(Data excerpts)
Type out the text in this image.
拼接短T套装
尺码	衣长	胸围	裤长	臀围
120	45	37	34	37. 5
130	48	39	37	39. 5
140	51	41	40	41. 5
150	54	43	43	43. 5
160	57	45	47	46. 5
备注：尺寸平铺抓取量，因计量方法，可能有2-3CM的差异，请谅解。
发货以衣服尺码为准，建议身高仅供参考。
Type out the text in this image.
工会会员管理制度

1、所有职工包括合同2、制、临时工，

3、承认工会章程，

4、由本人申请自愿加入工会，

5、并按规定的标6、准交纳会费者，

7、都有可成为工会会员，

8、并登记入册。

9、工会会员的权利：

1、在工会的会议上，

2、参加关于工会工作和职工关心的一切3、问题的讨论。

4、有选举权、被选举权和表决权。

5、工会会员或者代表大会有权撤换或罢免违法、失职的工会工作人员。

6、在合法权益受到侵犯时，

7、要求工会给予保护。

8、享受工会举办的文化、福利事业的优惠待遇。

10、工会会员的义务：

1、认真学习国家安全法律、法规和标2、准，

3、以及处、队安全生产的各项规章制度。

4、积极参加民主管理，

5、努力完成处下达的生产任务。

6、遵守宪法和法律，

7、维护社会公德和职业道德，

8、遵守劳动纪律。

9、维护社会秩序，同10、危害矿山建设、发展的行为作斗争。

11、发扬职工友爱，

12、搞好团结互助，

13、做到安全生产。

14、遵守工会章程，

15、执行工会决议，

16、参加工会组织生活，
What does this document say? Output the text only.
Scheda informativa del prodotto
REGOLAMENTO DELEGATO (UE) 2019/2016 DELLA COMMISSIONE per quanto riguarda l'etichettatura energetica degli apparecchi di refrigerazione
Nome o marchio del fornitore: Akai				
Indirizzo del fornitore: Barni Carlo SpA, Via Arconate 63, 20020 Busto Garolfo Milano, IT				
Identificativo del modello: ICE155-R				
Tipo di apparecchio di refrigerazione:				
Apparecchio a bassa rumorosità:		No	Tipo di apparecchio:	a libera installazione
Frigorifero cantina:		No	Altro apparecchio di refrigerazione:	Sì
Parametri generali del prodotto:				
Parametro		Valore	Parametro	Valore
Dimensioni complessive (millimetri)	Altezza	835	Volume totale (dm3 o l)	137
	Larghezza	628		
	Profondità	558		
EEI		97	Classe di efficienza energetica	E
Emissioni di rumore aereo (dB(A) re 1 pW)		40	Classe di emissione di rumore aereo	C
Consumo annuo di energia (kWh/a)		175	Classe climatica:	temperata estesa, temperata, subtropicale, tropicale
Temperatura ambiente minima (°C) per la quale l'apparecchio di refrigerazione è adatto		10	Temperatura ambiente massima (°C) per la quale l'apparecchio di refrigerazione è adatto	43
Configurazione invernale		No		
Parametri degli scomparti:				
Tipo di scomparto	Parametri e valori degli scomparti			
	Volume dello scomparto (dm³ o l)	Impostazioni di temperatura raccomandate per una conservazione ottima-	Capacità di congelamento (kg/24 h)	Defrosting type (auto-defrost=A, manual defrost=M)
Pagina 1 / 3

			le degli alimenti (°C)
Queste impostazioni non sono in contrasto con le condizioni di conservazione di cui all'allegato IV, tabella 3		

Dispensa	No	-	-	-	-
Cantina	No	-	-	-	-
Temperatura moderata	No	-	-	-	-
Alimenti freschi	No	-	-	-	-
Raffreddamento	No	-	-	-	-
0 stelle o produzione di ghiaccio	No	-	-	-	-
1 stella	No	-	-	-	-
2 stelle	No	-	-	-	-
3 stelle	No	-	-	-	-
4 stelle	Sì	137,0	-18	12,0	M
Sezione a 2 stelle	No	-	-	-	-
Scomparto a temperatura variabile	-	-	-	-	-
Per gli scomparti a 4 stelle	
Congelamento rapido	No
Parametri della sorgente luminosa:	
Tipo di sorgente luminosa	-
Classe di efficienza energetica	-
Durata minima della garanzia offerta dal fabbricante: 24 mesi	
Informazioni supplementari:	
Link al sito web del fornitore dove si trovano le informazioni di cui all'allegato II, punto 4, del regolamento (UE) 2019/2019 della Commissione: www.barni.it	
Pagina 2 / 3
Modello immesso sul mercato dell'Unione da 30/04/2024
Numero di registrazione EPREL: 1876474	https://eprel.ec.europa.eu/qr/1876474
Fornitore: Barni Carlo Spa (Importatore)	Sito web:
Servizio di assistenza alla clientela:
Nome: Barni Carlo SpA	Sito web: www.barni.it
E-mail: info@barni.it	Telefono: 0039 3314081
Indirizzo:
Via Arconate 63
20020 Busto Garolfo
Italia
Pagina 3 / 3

TO DO
Above are some records. Print them all exactly.

ANSWER TO THIS TASK
Type out the text in this image.
拼接短T套装
尺码	衣长	胸围	裤长	臀围
120	45	37	34	37. 5
130	48	39	37	39. 5
140	51	41	40	41. 5
150	54	43	43	43. 5
160	57	45	47	46. 5
备注：尺寸平铺抓取量，因计量方法，可能有2-3CM的差异，请谅解。
发货以衣服尺码为准，建议身高仅供参考。
Type out the text in this image.
工会会员管理制度

1、所有职工包括合同2、制、临时工，

3、承认工会章程，

4、由本人申请自愿加入工会，

5、并按规定的标6、准交纳会费者，

7、都有可成为工会会员，

8、并登记入册。

9、工会会员的权利：

1、在工会的会议上，

2、参加关于工会工作和职工关心的一切3、问题的讨论。

4、有选举权、被选举权和表决权。

5、工会会员或者代表大会有权撤换或罢免违法、失职的工会工作人员。

6、在合法权益受到侵犯时，

7、要求工会给予保护。

8、享受工会举办的文化、福利事业的优惠待遇。

10、工会会员的义务：

1、认真学习国家安全法律、法规和标2、准，

3、以及处、队安全生产的各项规章制度。

4、积极参加民主管理，

5、努力完成处下达的生产任务。

6、遵守宪法和法律，

7、维护社会公德和职业道德，

8、遵守劳动纪律。

9、维护社会秩序，同10、危害矿山建设、发展的行为作斗争。

11、发扬职工友爱，

12、搞好团结互助，

13、做到安全生产。

14、遵守工会章程，

15、执行工会决议，

16、参加工会组织生活，
What does this document say? Output the text only.
Scheda informativa del prodotto
REGOLAMENTO DELEGATO (UE) 2019/2016 DELLA COMMISSIONE per quanto riguarda l'etichettatura energetica degli apparecchi di refrigerazione
Nome o marchio del fornitore: Akai				
Indirizzo del fornitore: Barni Carlo SpA, Via Arconate 63, 20020 Busto Garolfo Milano, IT				
Identificativo del modello: ICE155-R				
Tipo di apparecchio di refrigerazione:				
Apparecchio a bassa rumorosità:		No	Tipo di apparecchio:	a libera installazione
Frigorifero cantina:		No	Altro apparecchio di refrigerazione:	Sì
Parametri generali del prodotto:				
Parametro		Valore	Parametro	Valore
Dimensioni complessive (millimetri)	Altezza	835	Volume totale (dm3 o l)	137
	Larghezza	628		
	Profondità	558		
EEI		97	Classe di efficienza energetica	E
Emissioni di rumore aereo (dB(A) re 1 pW)		40	Classe di emissione di rumore aereo	C
Consumo annuo di energia (kWh/a)		175	Classe climatica:	temperata estesa, temperata, subtropicale, tropicale
Temperatura ambiente minima (°C) per la quale l'apparecchio di refrigerazione è adatto		10	Temperatura ambiente massima (°C) per la quale l'apparecchio di refrigerazione è adatto	43
Configurazione invernale		No		
Parametri degli scomparti:				
Tipo di scomparto	Parametri e valori degli scomparti			
	Volume dello scomparto (dm³ o l)	Impostazioni di temperatura raccomandate per una conservazione ottima-	Capacità di congelamento (kg/24 h)	Defrosting type (auto-defrost=A, manual defrost=M)
Pagina 1 / 3

			le degli alimenti (°C)
Queste impostazioni non sono in contrasto con le condizioni di conservazione di cui all'allegato IV, tabella 3		

Dispensa	No	-	-	-	-
Cantina	No	-	-	-	-
Temperatura moderata	No	-	-	-	-
Alimenti freschi	No	-	-	-	-
Raffreddamento	No	-	-	-	-
0 stelle o produzione di ghiaccio	No	-	-	-	-
1 stella	No	-	-	-	-
2 stelle	No	-	-	-	-
3 stelle	No	-	-	-	-
4 stelle	Sì	137,0	-18	12,0	M
Sezione a 2 stelle	No	-	-	-	-
Scomparto a temperatura variabile	-	-	-	-	-
Per gli scomparti a 4 stelle	
Congelamento rapido	No
Parametri della sorgente luminosa:	
Tipo di sorgente luminosa	-
Classe di efficienza energetica	-
Durata minima della garanzia offerta dal fabbricante: 24 mesi	
Informazioni supplementari:	
Link al sito web del fornitore dove si trovano le informazioni di cui all'allegato II, punto 4, del regolamento (UE) 2019/2019 della Commissione: www.barni.it	
Pagina 2 / 3
Modello immesso sul mercato dell'Unione da 30/04/2024
Numero di registrazione EPREL: 1876474	https://eprel.ec.europa.eu/qr/1876474
Fornitore: Barni Carlo Spa (Importatore)	Sito web:
Servizio di assistenza alla clientela:
Nome: Barni Carlo SpA	Sito web: www.barni.it
E-mail: info@barni.it	Telefono: 0039 3314081
Indirizzo:
Via Arconate 63
20020 Busto Garolfo
Italia
Pagina 3 / 3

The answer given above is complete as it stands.